Every entry below must appear again, exactly as written.

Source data
%%

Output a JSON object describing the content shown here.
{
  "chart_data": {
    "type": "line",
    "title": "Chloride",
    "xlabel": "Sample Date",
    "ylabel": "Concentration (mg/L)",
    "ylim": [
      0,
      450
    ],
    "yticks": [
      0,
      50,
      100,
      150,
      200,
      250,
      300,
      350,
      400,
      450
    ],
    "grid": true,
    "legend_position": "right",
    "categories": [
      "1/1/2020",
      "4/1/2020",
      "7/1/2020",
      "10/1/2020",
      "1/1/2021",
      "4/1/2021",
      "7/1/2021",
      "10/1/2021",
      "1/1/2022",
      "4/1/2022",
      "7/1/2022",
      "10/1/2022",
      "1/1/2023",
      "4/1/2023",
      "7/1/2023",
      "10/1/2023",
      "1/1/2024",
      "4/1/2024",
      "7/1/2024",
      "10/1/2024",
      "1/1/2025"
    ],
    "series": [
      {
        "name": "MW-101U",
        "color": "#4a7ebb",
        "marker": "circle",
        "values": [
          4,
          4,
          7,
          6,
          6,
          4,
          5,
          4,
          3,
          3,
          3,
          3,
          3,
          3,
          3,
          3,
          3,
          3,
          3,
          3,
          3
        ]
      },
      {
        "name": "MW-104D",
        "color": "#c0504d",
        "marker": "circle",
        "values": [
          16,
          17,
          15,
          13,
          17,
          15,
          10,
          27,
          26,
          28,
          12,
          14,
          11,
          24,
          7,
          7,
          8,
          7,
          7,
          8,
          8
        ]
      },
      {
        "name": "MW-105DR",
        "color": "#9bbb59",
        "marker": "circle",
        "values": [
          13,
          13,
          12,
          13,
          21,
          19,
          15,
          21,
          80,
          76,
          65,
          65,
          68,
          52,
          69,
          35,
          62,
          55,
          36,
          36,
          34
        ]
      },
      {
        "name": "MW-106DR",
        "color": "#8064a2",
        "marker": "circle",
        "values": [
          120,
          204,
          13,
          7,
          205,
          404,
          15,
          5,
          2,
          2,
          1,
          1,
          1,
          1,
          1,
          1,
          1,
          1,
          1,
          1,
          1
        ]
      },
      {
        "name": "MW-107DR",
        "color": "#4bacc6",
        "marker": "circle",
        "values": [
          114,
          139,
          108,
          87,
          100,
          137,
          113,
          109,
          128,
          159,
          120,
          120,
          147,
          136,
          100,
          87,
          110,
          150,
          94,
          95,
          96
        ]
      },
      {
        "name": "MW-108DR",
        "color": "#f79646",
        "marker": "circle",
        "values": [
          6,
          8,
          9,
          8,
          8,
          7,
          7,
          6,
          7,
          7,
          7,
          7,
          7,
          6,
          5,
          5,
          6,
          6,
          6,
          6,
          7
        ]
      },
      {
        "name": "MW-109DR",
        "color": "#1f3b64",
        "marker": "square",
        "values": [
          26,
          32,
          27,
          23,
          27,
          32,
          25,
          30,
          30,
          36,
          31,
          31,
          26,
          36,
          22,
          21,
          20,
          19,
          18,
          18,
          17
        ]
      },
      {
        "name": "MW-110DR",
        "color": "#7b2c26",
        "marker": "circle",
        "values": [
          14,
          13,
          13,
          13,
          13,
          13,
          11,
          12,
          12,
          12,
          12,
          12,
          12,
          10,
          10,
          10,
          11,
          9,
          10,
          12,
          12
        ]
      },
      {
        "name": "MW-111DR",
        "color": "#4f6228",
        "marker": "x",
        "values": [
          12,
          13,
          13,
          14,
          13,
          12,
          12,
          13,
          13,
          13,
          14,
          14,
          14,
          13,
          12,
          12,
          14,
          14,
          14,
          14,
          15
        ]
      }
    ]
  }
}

%%

Full response:
Output a JSON object describing the content shown here.
{
  "chart_data": {
    "type": "line",
    "title": "Chloride",
    "xlabel": "Sample Date",
    "ylabel": "Concentration (mg/L)",
    "ylim": [
      0,
      450
    ],
    "yticks": [
      0,
      50,
      100,
      150,
      200,
      250,
      300,
      350,
      400,
      450
    ],
    "grid": true,
    "legend_position": "right",
    "categories": [
      "1/1/2020",
      "4/1/2020",
      "7/1/2020",
      "10/1/2020",
      "1/1/2021",
      "4/1/2021",
      "7/1/2021",
      "10/1/2021",
      "1/1/2022",
      "4/1/2022",
      "7/1/2022",
      "10/1/2022",
      "1/1/2023",
      "4/1/2023",
      "7/1/2023",
      "10/1/2023",
      "1/1/2024",
      "4/1/2024",
      "7/1/2024",
      "10/1/2024",
      "1/1/2025"
    ],
    "series": [
      {
        "name": "MW-101U",
        "color": "#4a7ebb",
        "marker": "circle",
        "values": [
          4,
          4,
          7,
          6,
          6,
          4,
          5,
          4,
          3,
          3,
          3,
          3,
          3,
          3,
          3,
          3,
          3,
          3,
          3,
          3,
          3
        ]
      },
      {
        "name": "MW-104D",
        "color": "#c0504d",
        "marker": "circle",
        "values": [
          16,
          17,
          15,
          13,
          17,
          15,
          10,
          27,
          26,
          28,
          12,
          14,
          11,
          24,
          7,
          7,
          8,
          7,
          7,
          8,
          8
        ]
      },
      {
        "name": "MW-105DR",
        "color": "#9bbb59",
        "marker": "circle",
        "values": [
          13,
          13,
          12,
          13,
          21,
          19,
          15,
          21,
          80,
          76,
          65,
          65,
          68,
          52,
          69,
          35,
          62,
          55,
          36,
          36,
          34
        ]
      },
      {
        "name": "MW-106DR",
        "color": "#8064a2",
        "marker": "circle",
        "values": [
          120,
          204,
          13,
          7,
          205,
          404,
          15,
          5,
          2,
          2,
          1,
          1,
          1,
          1,
          1,
          1,
          1,
          1,
          1,
          1,
          1
        ]
      },
      {
        "name": "MW-107DR",
        "color": "#4bacc6",
        "marker": "circle",
        "values": [
          114,
          139,
          108,
          87,
          100,
          137,
          113,
          109,
          128,
          159,
          120,
          120,
          147,
          136,
          100,
          87,
          110,
          150,
          94,
          95,
          96
        ]
      },
      {
        "name": "MW-108DR",
        "color": "#f79646",
        "marker": "circle",
        "values": [
          6,
          8,
          9,
          8,
          8,
          7,
          7,
          6,
          7,
          7,
          7,
          7,
          7,
          6,
          5,
          5,
          6,
          6,
          6,
          6,
          7
        ]
      },
      {
        "name": "MW-109DR",
        "color": "#1f3b64",
        "marker": "square",
        "values": [
          26,
          32,
          27,
          23,
          27,
          32,
          25,
          30,
          30,
          36,
          31,
          31,
          26,
          36,
          22,
          21,
          20,
          19,
          18,
          18,
          17
        ]
      },
      {
        "name": "MW-110DR",
        "color": "#7b2c26",
        "marker": "circle",
        "values": [
          14,
          13,
          13,
          13,
          13,
          13,
          11,
          12,
          12,
          12,
          12,
          12,
          12,
          10,
          10,
          10,
          11,
          9,
          10,
          12,
          12
        ]
      },
      {
        "name": "MW-111DR",
        "color": "#4f6228",
        "marker": "x",
        "values": [
          12,
          13,
          13,
          14,
          13,
          12,
          12,
          13,
          13,
          13,
          14,
          14,
          14,
          13,
          12,
          12,
          14,
          14,
          14,
          14,
          15
        ]
      }
    ]
  }
}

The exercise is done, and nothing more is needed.